- Material for this exercise
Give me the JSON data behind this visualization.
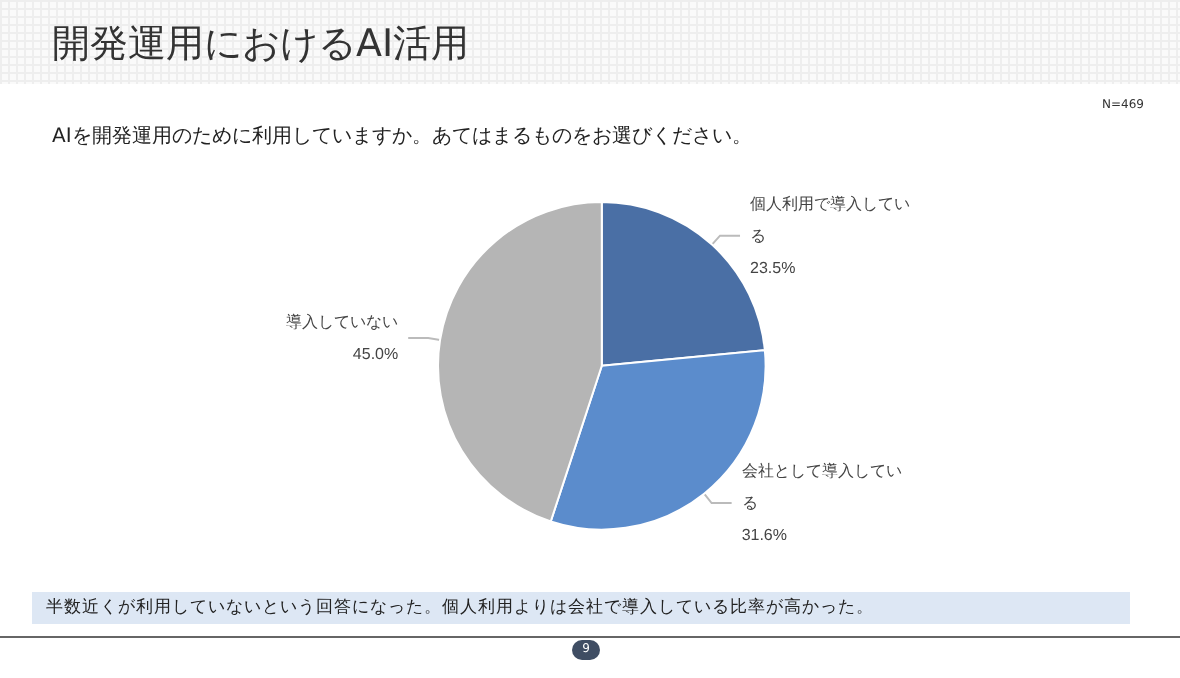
{
  "chart_data": {
    "type": "pie",
    "title": "開発運用におけるAI活用",
    "subtitle": "AIを開発運用のために利用していますか。あてはまるものをお選びください。",
    "categories": [
      "個人利用で導入している",
      "会社として導入している",
      "導入していない"
    ],
    "values": [
      23.5,
      31.6,
      45.0
    ],
    "value_labels": [
      "23.5%",
      "31.6%",
      "45.0%"
    ],
    "colors": [
      "#4a6fa5",
      "#5b8ccc",
      "#b5b5b5"
    ],
    "annotations": [
      "N=469",
      "半数近くが利用していないという回答になった。個人利用よりは会社で導入している比率が高かった。",
      "9"
    ]
  }
}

- Set problem
Repeat each entry above word for word, leaving every picture out.

- Response to this task
Give me the JSON data behind this visualization.
{
  "chart_data": {
    "type": "pie",
    "title": "開発運用におけるAI活用",
    "subtitle": "AIを開発運用のために利用していますか。あてはまるものをお選びください。",
    "categories": [
      "個人利用で導入している",
      "会社として導入している",
      "導入していない"
    ],
    "values": [
      23.5,
      31.6,
      45.0
    ],
    "value_labels": [
      "23.5%",
      "31.6%",
      "45.0%"
    ],
    "colors": [
      "#4a6fa5",
      "#5b8ccc",
      "#b5b5b5"
    ],
    "annotations": [
      "N=469",
      "半数近くが利用していないという回答になった。個人利用よりは会社で導入している比率が高かった。",
      "9"
    ]
  }
}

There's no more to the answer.